» WHAT IS ASKED
Wherever a line in the data below holds "JSON", copy that line.

═════ DATA ═════

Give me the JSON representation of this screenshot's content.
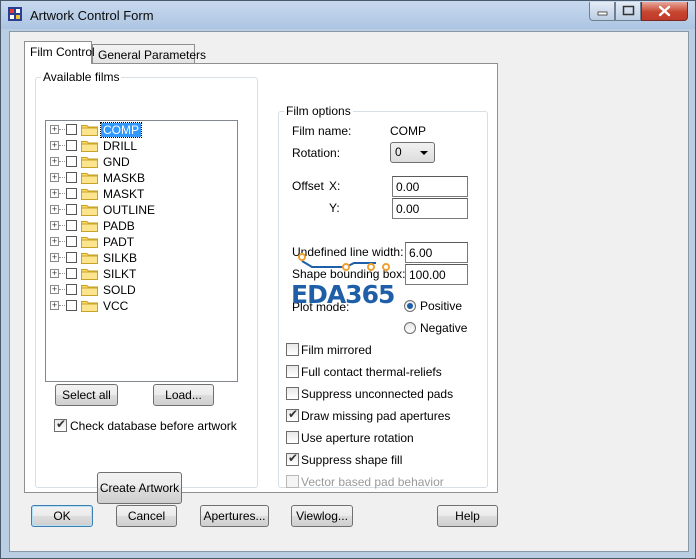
{
  "window": {
    "title": "Artwork Control Form"
  },
  "tabs": [
    {
      "label": "Film Control"
    },
    {
      "label": "General Parameters"
    }
  ],
  "available_films": {
    "legend": "Available films",
    "items": [
      {
        "name": "COMP",
        "selected": true
      },
      {
        "name": "DRILL"
      },
      {
        "name": "GND"
      },
      {
        "name": "MASKB"
      },
      {
        "name": "MASKT"
      },
      {
        "name": "OUTLINE"
      },
      {
        "name": "PADB"
      },
      {
        "name": "PADT"
      },
      {
        "name": "SILKB"
      },
      {
        "name": "SILKT"
      },
      {
        "name": "SOLD"
      },
      {
        "name": "VCC"
      }
    ],
    "select_all_label": "Select all",
    "load_label": "Load...",
    "check_db_label": "Check database before artwork",
    "check_db_checked": true,
    "create_artwork_label": "Create Artwork"
  },
  "film_options": {
    "legend": "Film options",
    "film_name_label": "Film name:",
    "film_name_value": "COMP",
    "rotation_label": "Rotation:",
    "rotation_value": "0",
    "offset_label": "Offset",
    "x_label": "X:",
    "x_value": "0.00",
    "y_label": "Y:",
    "y_value": "0.00",
    "undefined_line_width_label": "Undefined line width:",
    "undefined_line_width_value": "6.00",
    "shape_bounding_box_label": "Shape bounding box:",
    "shape_bounding_box_value": "100.00",
    "plot_mode_label": "Plot mode:",
    "plot_positive_label": "Positive",
    "plot_negative_label": "Negative",
    "plot_mode_selected": "Positive",
    "checkboxes": [
      {
        "label": "Film mirrored",
        "checked": false,
        "enabled": true
      },
      {
        "label": "Full contact thermal-reliefs",
        "checked": false,
        "enabled": true
      },
      {
        "label": "Suppress unconnected pads",
        "checked": false,
        "enabled": true
      },
      {
        "label": "Draw missing pad apertures",
        "checked": true,
        "enabled": true
      },
      {
        "label": "Use aperture rotation",
        "checked": false,
        "enabled": true
      },
      {
        "label": "Suppress shape fill",
        "checked": true,
        "enabled": true
      },
      {
        "label": "Vector based pad behavior",
        "checked": false,
        "enabled": false
      }
    ]
  },
  "watermark": {
    "text": "EDA365"
  },
  "footer": {
    "ok_label": "OK",
    "cancel_label": "Cancel",
    "apertures_label": "Apertures...",
    "viewlog_label": "Viewlog...",
    "help_label": "Help"
  },
  "colors": {
    "selection": "#3399ff",
    "watermark": "#1e5fa8",
    "watermark_accent": "#f0a030"
  }
}
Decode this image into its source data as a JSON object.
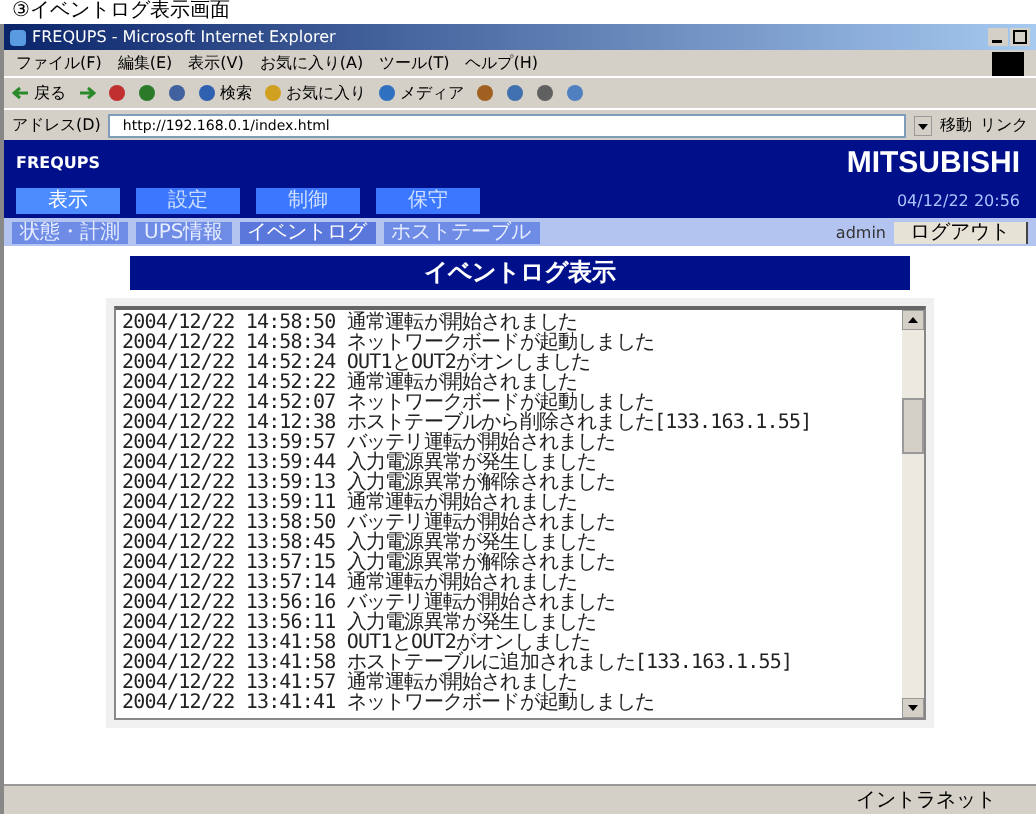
{
  "document_heading": "③イベントログ表示画面",
  "window": {
    "title": "FREQUPS - Microsoft Internet Explorer"
  },
  "menu_bar": [
    "ファイル(F)",
    "編集(E)",
    "表示(V)",
    "お気に入り(A)",
    "ツール(T)",
    "ヘルプ(H)"
  ],
  "toolbar": [
    {
      "kind": "back",
      "label": "戻る"
    },
    {
      "kind": "forward"
    },
    {
      "kind": "stop"
    },
    {
      "kind": "refresh"
    },
    {
      "kind": "home"
    },
    {
      "kind": "search",
      "label": "検索"
    },
    {
      "kind": "favorites",
      "label": "お気に入り"
    },
    {
      "kind": "media",
      "label": "メディア"
    },
    {
      "kind": "history"
    },
    {
      "kind": "mail"
    },
    {
      "kind": "print"
    },
    {
      "kind": "edit"
    }
  ],
  "address_bar": {
    "label": "アドレス(D)",
    "value": "http://192.168.0.1/index.html",
    "go": "移動",
    "links": "リンク"
  },
  "header": {
    "logo": "FREQUPS",
    "brand": "MITSUBISHI",
    "datetime": "04/12/22  20:56",
    "tabs": [
      {
        "label": "表示",
        "selected": true
      },
      {
        "label": "設定",
        "selected": false
      },
      {
        "label": "制御",
        "selected": false
      },
      {
        "label": "保守",
        "selected": false
      }
    ]
  },
  "subnav": {
    "tabs": [
      {
        "label": "状態・計測",
        "selected": false
      },
      {
        "label": "UPS情報",
        "selected": false
      },
      {
        "label": "イベントログ",
        "selected": true
      },
      {
        "label": "ホストテーブル",
        "selected": false
      }
    ],
    "user": "admin",
    "logout": "ログアウト"
  },
  "page_title": "イベントログ表示",
  "event_log": [
    "2004/12/22 14:58:50 通常運転が開始されました",
    "2004/12/22 14:58:34 ネットワークボードが起動しました",
    "2004/12/22 14:52:24 OUT1とOUT2がオンしました",
    "2004/12/22 14:52:22 通常運転が開始されました",
    "2004/12/22 14:52:07 ネットワークボードが起動しました",
    "2004/12/22 14:12:38 ホストテーブルから削除されました[133.163.1.55]",
    "2004/12/22 13:59:57 バッテリ運転が開始されました",
    "2004/12/22 13:59:44 入力電源異常が発生しました",
    "2004/12/22 13:59:13 入力電源異常が解除されました",
    "2004/12/22 13:59:11 通常運転が開始されました",
    "2004/12/22 13:58:50 バッテリ運転が開始されました",
    "2004/12/22 13:58:45 入力電源異常が発生しました",
    "2004/12/22 13:57:15 入力電源異常が解除されました",
    "2004/12/22 13:57:14 通常運転が開始されました",
    "2004/12/22 13:56:16 バッテリ運転が開始されました",
    "2004/12/22 13:56:11 入力電源異常が発生しました",
    "2004/12/22 13:41:58 OUT1とOUT2がオンしました",
    "2004/12/22 13:41:58 ホストテーブルに追加されました[133.163.1.55]",
    "2004/12/22 13:41:57 通常運転が開始されました",
    "2004/12/22 13:41:41 ネットワークボードが起動しました"
  ],
  "status_bar": {
    "zone": "イントラネット"
  }
}
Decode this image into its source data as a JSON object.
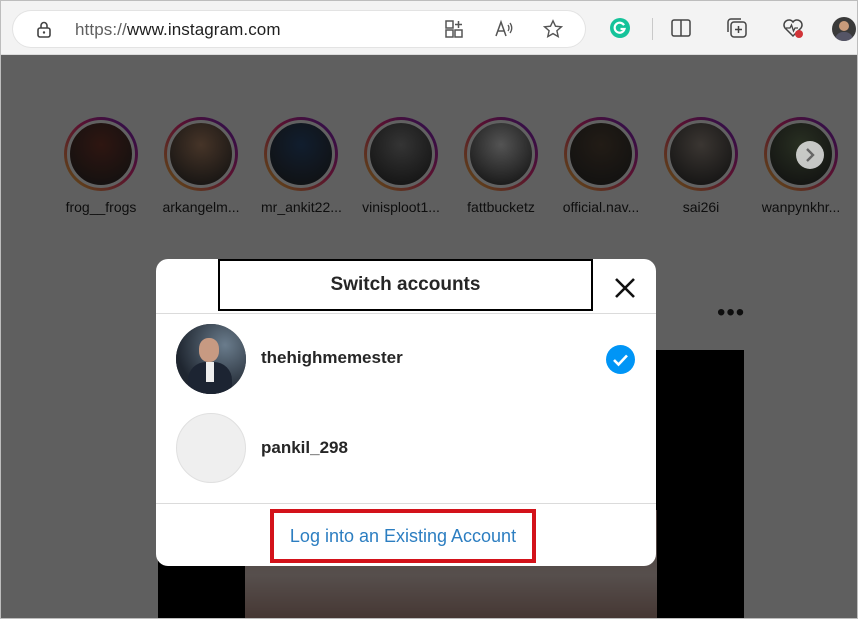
{
  "browser": {
    "url_protocol": "https://",
    "url_host": "www.instagram.com",
    "colors": {
      "grammarly": "#15c39a",
      "notification_badge": "#d13438"
    }
  },
  "stories": [
    {
      "username": "frog__frogs",
      "color": "#7a3a2e"
    },
    {
      "username": "arkangelm...",
      "color": "#b88a6a"
    },
    {
      "username": "mr_ankit22...",
      "color": "#2f4f7a"
    },
    {
      "username": "vinisploot1...",
      "color": "#8a8a8a"
    },
    {
      "username": "fattbucketz",
      "color": "#dcdcdc"
    },
    {
      "username": "official.nav...",
      "color": "#5a4a3a"
    },
    {
      "username": "sai26i",
      "color": "#9a8e84"
    },
    {
      "username": "wanpynkhr...",
      "color": "#6b7d5a"
    }
  ],
  "post_menu_icon": "more-horizontal-icon",
  "modal": {
    "title": "Switch accounts",
    "accounts": [
      {
        "username": "thehighmemester",
        "selected": true
      },
      {
        "username": "pankil_298",
        "selected": false
      }
    ],
    "login_link": "Log into an Existing Account",
    "colors": {
      "check": "#0095f6",
      "link": "#2c7ec1",
      "highlight_border": "#d3121a"
    }
  }
}
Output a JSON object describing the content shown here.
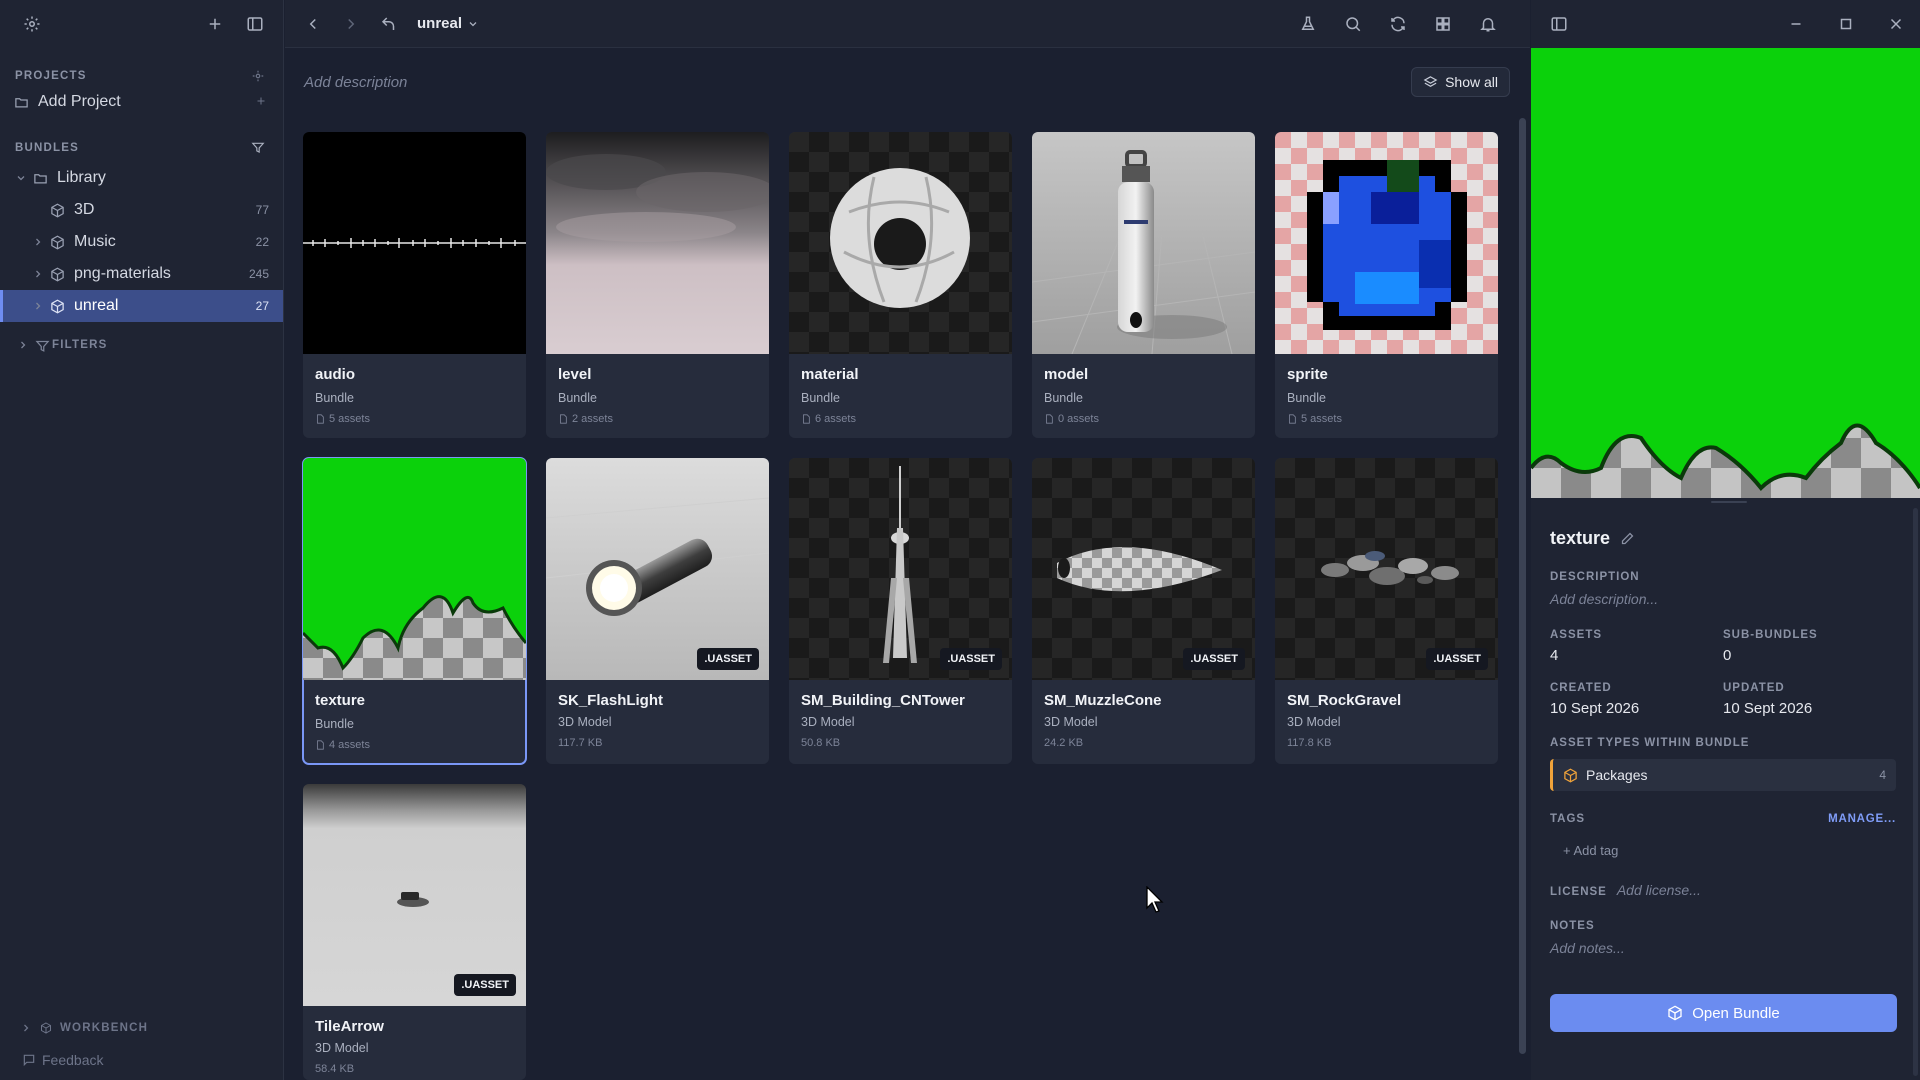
{
  "sidebar": {
    "projects_heading": "PROJECTS",
    "add_project_label": "Add Project",
    "bundles_heading": "BUNDLES",
    "tree": [
      {
        "label": "Library",
        "count": ""
      },
      {
        "label": "3D",
        "count": "77"
      },
      {
        "label": "Music",
        "count": "22"
      },
      {
        "label": "png-materials",
        "count": "245"
      },
      {
        "label": "unreal",
        "count": "27"
      }
    ],
    "filters_label": "FILTERS",
    "workbench_label": "WORKBENCH",
    "feedback_label": "Feedback"
  },
  "toolbar": {
    "breadcrumb": "unreal"
  },
  "main": {
    "description_placeholder": "Add description",
    "show_all_label": "Show all",
    "cards": [
      {
        "title": "audio",
        "type": "Bundle",
        "meta": "5 assets",
        "badge": ""
      },
      {
        "title": "level",
        "type": "Bundle",
        "meta": "2 assets",
        "badge": ""
      },
      {
        "title": "material",
        "type": "Bundle",
        "meta": "6 assets",
        "badge": ""
      },
      {
        "title": "model",
        "type": "Bundle",
        "meta": "0 assets",
        "badge": ""
      },
      {
        "title": "sprite",
        "type": "Bundle",
        "meta": "5 assets",
        "badge": ""
      },
      {
        "title": "texture",
        "type": "Bundle",
        "meta": "4 assets",
        "badge": ""
      },
      {
        "title": "SK_FlashLight",
        "type": "3D Model",
        "meta": "117.7 KB",
        "badge": ".UASSET"
      },
      {
        "title": "SM_Building_CNTower",
        "type": "3D Model",
        "meta": "50.8 KB",
        "badge": ".UASSET"
      },
      {
        "title": "SM_MuzzleCone",
        "type": "3D Model",
        "meta": "24.2 KB",
        "badge": ".UASSET"
      },
      {
        "title": "SM_RockGravel",
        "type": "3D Model",
        "meta": "117.8 KB",
        "badge": ".UASSET"
      },
      {
        "title": "TileArrow",
        "type": "3D Model",
        "meta": "58.4 KB",
        "badge": ".UASSET"
      }
    ]
  },
  "panel": {
    "title": "texture",
    "description_label": "DESCRIPTION",
    "description_placeholder": "Add description...",
    "assets_label": "ASSETS",
    "assets_value": "4",
    "subbundles_label": "SUB-BUNDLES",
    "subbundles_value": "0",
    "created_label": "CREATED",
    "created_value": "10 Sept 2026",
    "updated_label": "UPDATED",
    "updated_value": "10 Sept 2026",
    "asset_types_label": "ASSET TYPES WITHIN BUNDLE",
    "asset_type": {
      "label": "Packages",
      "count": "4",
      "color": "#f0a33a"
    },
    "tags_label": "TAGS",
    "manage_label": "MANAGE...",
    "add_tag_label": "+ Add tag",
    "license_label": "LICENSE",
    "license_placeholder": "Add license...",
    "notes_label": "NOTES",
    "notes_placeholder": "Add notes...",
    "open_button_label": "Open Bundle"
  },
  "colors": {
    "accent": "#6b8cf0",
    "selected_nav": "#3c4e8a",
    "packages": "#f0a33a"
  }
}
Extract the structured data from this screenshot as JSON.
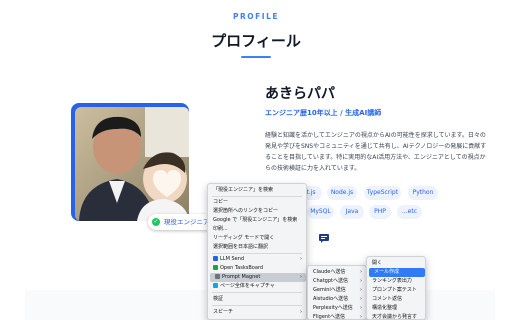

═════

» FULL OUTPUT
Give me the JSON representation of this screenshot's content.
Decode this image into its source data as a JSON object.
Decode this image into its source data as a JSON object.
Output a JSON object describing the content shown here.
Extract the structured data from this screenshot as JSON.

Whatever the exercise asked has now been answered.